---------- Data shown

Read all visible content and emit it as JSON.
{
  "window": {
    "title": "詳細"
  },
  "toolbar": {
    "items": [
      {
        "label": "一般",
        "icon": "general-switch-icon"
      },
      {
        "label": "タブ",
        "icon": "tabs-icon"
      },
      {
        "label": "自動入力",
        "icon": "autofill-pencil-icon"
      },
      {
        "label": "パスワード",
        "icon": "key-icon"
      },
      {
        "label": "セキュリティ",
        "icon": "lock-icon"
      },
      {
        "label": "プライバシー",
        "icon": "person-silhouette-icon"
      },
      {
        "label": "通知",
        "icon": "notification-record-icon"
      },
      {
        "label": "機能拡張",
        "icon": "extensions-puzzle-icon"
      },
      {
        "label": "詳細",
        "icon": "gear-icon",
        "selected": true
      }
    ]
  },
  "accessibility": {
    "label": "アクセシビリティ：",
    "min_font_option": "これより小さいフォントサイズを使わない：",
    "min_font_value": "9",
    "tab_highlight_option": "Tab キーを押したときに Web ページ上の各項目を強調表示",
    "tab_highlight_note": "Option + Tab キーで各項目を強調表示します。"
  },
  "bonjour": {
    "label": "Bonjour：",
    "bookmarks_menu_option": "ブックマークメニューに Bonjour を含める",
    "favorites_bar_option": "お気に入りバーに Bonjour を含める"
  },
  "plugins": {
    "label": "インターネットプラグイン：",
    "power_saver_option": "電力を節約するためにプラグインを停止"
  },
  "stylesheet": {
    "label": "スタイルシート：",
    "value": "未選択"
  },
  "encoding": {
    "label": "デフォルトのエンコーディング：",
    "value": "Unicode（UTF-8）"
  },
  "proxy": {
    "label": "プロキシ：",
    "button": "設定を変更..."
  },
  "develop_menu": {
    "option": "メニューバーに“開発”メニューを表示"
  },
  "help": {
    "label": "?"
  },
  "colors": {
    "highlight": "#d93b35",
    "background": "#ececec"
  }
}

--------------------

Instructions to follow →
Show the lines from the data above that contain the string "を含める".

Answer to this exercise →
    "bookmarks_menu_option": "ブックマークメニューに Bonjour を含める",
    "favorites_bar_option": "お気に入りバーに Bonjour を含める"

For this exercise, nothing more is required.